# DATA SUPPLIED
============

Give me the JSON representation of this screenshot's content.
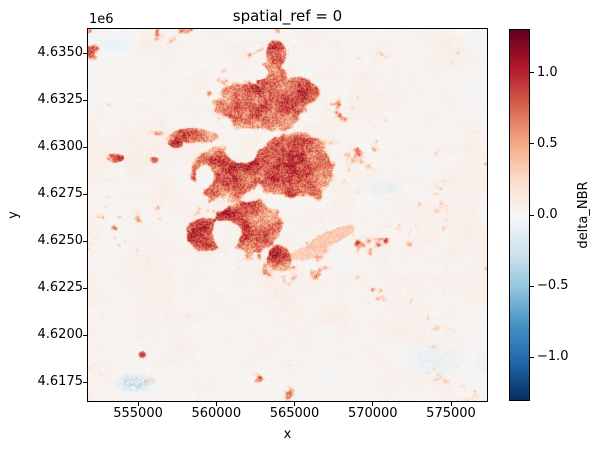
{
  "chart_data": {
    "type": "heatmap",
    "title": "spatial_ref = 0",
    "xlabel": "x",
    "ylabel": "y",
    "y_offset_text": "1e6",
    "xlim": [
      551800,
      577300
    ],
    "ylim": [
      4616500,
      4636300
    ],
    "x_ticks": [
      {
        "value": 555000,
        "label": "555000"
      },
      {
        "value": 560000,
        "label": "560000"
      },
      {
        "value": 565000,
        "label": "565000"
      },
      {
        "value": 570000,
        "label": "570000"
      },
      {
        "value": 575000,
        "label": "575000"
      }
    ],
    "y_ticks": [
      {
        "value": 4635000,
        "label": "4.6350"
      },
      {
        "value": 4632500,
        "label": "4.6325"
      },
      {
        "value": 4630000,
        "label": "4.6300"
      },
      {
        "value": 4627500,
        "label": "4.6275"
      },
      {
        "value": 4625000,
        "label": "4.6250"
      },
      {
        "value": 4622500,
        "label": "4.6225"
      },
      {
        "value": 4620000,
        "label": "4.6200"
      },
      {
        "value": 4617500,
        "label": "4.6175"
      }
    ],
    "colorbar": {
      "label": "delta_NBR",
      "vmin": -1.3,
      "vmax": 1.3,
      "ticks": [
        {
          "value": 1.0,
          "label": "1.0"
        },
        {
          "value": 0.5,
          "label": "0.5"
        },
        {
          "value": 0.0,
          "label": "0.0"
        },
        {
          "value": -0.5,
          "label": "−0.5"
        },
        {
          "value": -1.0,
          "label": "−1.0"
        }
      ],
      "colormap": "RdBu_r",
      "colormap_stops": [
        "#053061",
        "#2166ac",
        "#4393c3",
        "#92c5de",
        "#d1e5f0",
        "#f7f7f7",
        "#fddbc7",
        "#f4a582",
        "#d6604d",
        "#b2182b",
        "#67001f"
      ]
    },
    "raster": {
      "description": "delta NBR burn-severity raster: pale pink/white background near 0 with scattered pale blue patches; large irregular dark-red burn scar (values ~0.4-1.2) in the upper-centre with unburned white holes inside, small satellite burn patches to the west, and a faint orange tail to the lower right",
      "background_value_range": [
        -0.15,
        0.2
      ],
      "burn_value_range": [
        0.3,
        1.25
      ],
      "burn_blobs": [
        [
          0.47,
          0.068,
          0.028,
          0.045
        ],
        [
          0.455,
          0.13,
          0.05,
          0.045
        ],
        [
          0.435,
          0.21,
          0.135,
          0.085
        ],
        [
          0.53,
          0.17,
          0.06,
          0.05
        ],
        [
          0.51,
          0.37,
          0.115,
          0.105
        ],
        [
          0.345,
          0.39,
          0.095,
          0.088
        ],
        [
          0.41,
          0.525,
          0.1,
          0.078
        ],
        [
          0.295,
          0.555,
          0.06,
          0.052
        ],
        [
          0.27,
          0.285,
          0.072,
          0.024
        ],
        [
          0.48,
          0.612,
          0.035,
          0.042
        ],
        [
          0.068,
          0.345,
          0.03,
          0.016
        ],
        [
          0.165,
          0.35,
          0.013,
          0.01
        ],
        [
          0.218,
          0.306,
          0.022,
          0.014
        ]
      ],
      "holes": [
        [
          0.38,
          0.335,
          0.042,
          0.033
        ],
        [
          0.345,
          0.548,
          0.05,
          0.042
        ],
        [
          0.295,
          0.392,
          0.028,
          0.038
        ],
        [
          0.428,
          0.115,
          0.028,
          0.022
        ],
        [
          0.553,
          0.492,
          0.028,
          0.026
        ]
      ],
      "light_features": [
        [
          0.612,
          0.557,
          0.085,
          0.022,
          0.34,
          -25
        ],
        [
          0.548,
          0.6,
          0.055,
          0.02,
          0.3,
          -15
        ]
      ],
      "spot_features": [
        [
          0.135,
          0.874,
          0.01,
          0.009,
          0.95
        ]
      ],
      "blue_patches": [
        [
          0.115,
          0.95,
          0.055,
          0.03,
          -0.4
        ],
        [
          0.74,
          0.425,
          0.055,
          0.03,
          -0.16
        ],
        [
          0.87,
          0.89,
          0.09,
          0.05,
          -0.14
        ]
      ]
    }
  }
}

============

# TASK INSTRUCTIONS
Which lines contain "holes"? Show each of them.

# RESULT OF THIS EXERCISE
      "description": "delta NBR burn-severity raster: pale pink/white background near 0 with scattered pale blue patches; large irregular dark-red burn scar (values ~0.4-1.2) in the upper-centre with unburned white holes inside, small satellite burn patches to the west, and a faint orange tail to the lower right",
      "holes": [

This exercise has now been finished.